The Free Hanseatic City of Bremen, the smallest of Germany’s federal states, consists of Bremen itself and the exclave of Bremerhaven (a new port founded in 1827 at the mouth of the Weser). I’d not actually heard of the Grimm Brothers’ story The Musicians of Bremen, but it’s commemorated by a sculpture at the western end of the Town Hall – it’s about four animals who set out for the city that they saw as standing for real freedom (sorry, spoiler alert – they never actually reached Bremen).

 Just south of the cathedral the Schnoorviertel consists of a few moderately quaint streets with cute cafés, restaurants and boutiques; just to the east, on the site of the old city walls, the Kunsthalle is not as big as Hamburg’s but still has a pretty decent art collection.

In the nineteenth century the burghers of Bremen mainly collected Dutch art, donating works by Pieter Claesz, Jan van Goyen, van der Velde the younger, Salomon van Ruysdael, Jacob Jordaens, Rubens, van Dyck, Jan Brueghel the younger, Isenbrandt, Lievens, Aert van der Neer, van Ostade, Dou, Jacob de Wet (yet another Haarlem painter I didn’t know about) and Rachel Ruysch (qv). The museum also acquired a few old German Masters (by Altdorfer, a couple of Dürers and some Cranachs) and some minor (but superb) Italian Gothic paintings – they’re in Room 1 which is appropriate but not an easy place to start your circuit.

> _DATA FOR REVIEW_
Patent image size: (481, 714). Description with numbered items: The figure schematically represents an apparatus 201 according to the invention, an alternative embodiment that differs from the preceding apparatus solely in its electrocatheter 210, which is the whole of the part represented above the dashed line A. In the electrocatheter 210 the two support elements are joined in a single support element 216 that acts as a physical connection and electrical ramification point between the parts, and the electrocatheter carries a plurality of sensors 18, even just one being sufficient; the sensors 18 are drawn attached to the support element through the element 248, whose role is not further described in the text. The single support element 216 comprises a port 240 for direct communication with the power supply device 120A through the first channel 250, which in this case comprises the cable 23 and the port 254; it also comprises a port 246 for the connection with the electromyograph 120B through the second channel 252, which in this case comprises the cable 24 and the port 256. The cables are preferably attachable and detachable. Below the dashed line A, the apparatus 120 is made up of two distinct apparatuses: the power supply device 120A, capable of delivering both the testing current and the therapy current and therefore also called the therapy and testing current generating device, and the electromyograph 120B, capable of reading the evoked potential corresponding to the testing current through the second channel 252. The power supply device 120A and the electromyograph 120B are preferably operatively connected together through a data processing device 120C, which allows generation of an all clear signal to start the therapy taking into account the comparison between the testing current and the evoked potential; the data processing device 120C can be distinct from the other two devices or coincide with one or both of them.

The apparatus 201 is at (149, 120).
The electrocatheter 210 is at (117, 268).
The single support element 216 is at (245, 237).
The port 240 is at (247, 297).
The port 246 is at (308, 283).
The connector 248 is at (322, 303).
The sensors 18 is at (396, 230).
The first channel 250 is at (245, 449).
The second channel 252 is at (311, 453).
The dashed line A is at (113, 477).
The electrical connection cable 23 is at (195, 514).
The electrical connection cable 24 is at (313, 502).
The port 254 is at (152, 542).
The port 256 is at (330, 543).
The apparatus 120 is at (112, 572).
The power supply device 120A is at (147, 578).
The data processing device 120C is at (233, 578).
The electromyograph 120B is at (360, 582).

> _PROBLEMS TO WORK ON_
a. List the painters whose works the text on Bremen names as the old German Masters the museum acquired.
b. Translate this sentence from the text on Bremen into French: "The Free Hanseatic City of Bremen, the smallest of Germany’s federal states, consists of Bremen itself and the exclave of Bremerhaven (a new port founded in 1827 at the mouth of the Weser)."
c. From the text on Bremen, copy the stretch from "The Free Hanseatic" through "actually reached Bremen).".

> _SOLUTIONS IN ORDER_
a. Altdorfer, Dürer, Cranach

b. La Ville libre hanséatique de Brême, le plus petit des États fédérés d’Allemagne, se compose de Brême elle-même et de l’exclave de Bremerhaven (un nouveau port fondé en 1827 à l’embouchure de la Weser).

c.
The Free Hanseatic City of Bremen, the smallest of Germany’s federal states, consists of Bremen itself and the exclave of Bremerhaven (a new port founded in 1827 at the mouth of the Weser). I’d not actually heard of the Grimm Brothers’ story The Musicians of Bremen, but it’s commemorated by a sculpture at the western end of the Town Hall – it’s about four animals who set out for the city that they saw as standing for real freedom (sorry, spoiler alert – they never actually reached Bremen).